_What you will do_: Reproduce every entry in the listing without alteration.

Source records
----
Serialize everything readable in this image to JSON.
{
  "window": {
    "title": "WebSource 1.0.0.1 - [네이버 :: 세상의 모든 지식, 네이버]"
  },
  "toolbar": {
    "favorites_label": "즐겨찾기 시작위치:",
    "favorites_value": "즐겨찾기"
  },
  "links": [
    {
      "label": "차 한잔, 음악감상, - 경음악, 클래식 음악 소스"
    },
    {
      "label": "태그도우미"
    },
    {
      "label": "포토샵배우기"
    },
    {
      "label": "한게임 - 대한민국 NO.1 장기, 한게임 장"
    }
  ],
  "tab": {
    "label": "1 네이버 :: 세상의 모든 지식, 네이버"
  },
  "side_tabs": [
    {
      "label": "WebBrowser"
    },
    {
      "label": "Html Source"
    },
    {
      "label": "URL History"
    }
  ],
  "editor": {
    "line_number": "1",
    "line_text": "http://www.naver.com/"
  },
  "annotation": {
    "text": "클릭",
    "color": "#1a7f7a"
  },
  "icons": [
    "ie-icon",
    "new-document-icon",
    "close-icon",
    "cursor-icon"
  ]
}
----
_Full response_:
Serialize everything readable in this image to JSON.
{
  "window": {
    "title": "WebSource 1.0.0.1 - [네이버 :: 세상의 모든 지식, 네이버]"
  },
  "toolbar": {
    "favorites_label": "즐겨찾기 시작위치:",
    "favorites_value": "즐겨찾기"
  },
  "links": [
    {
      "label": "차 한잔, 음악감상, - 경음악, 클래식 음악 소스"
    },
    {
      "label": "태그도우미"
    },
    {
      "label": "포토샵배우기"
    },
    {
      "label": "한게임 - 대한민국 NO.1 장기, 한게임 장"
    }
  ],
  "tab": {
    "label": "1 네이버 :: 세상의 모든 지식, 네이버"
  },
  "side_tabs": [
    {
      "label": "WebBrowser"
    },
    {
      "label": "Html Source"
    },
    {
      "label": "URL History"
    }
  ],
  "editor": {
    "line_number": "1",
    "line_text": "http://www.naver.com/"
  },
  "annotation": {
    "text": "클릭",
    "color": "#1a7f7a"
  },
  "icons": [
    "ie-icon",
    "new-document-icon",
    "close-icon",
    "cursor-icon"
  ]
}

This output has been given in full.